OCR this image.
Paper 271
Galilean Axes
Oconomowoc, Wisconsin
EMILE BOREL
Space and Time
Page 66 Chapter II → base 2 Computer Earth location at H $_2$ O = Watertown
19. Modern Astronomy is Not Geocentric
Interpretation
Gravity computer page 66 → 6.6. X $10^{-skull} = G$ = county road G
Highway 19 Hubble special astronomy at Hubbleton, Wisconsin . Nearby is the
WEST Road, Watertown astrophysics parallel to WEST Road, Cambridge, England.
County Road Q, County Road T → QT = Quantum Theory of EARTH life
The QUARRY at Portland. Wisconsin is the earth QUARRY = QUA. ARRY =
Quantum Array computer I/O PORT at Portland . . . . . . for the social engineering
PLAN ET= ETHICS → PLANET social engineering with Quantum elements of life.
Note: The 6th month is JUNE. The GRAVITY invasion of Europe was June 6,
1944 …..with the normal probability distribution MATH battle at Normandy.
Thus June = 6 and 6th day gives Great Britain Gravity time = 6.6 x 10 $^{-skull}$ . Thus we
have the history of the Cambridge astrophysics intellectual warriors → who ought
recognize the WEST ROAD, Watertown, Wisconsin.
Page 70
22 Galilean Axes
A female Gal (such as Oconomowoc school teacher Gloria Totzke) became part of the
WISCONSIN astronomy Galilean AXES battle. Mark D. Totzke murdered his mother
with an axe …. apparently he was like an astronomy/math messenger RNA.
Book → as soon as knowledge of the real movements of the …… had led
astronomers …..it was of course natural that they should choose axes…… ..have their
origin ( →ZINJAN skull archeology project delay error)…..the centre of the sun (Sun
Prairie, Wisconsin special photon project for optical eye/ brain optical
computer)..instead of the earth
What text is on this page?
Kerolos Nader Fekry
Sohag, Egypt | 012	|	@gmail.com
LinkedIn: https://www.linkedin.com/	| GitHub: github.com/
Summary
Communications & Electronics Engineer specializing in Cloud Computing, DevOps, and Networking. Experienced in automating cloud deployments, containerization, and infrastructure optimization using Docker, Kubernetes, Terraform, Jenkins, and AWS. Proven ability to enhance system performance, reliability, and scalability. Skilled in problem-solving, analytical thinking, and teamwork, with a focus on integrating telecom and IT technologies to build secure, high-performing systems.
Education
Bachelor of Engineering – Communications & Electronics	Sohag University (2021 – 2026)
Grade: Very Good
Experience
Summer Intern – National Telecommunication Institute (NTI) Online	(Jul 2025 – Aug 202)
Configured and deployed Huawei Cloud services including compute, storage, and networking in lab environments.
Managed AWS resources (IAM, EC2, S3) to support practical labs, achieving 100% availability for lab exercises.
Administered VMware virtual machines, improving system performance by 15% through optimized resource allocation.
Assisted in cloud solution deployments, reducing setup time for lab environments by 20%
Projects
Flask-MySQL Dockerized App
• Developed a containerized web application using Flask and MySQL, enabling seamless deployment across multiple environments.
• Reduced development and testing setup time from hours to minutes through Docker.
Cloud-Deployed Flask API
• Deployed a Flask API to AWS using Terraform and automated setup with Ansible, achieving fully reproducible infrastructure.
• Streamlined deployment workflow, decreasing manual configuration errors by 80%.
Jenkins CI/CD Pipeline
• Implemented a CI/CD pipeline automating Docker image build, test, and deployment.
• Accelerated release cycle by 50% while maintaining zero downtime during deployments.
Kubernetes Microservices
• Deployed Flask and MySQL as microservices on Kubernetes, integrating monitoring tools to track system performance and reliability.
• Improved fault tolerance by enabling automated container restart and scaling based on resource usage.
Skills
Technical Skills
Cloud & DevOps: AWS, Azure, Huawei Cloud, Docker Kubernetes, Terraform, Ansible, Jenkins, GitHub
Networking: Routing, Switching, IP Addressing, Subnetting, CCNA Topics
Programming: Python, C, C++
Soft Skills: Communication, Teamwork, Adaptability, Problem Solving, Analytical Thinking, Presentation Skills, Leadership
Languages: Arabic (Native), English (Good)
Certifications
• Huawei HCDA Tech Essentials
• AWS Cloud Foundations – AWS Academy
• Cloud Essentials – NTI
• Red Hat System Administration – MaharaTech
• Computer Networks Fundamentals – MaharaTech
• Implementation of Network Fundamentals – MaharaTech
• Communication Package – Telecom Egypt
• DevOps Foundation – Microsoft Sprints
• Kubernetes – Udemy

————————

* **WORK REQUIRED**: Find each line holding "image". Copy it out.

* **ANSWER TO THIS TASK**:
OCR this image.
• Implemented a CI/CD pipeline automating Docker image build, test, and deployment.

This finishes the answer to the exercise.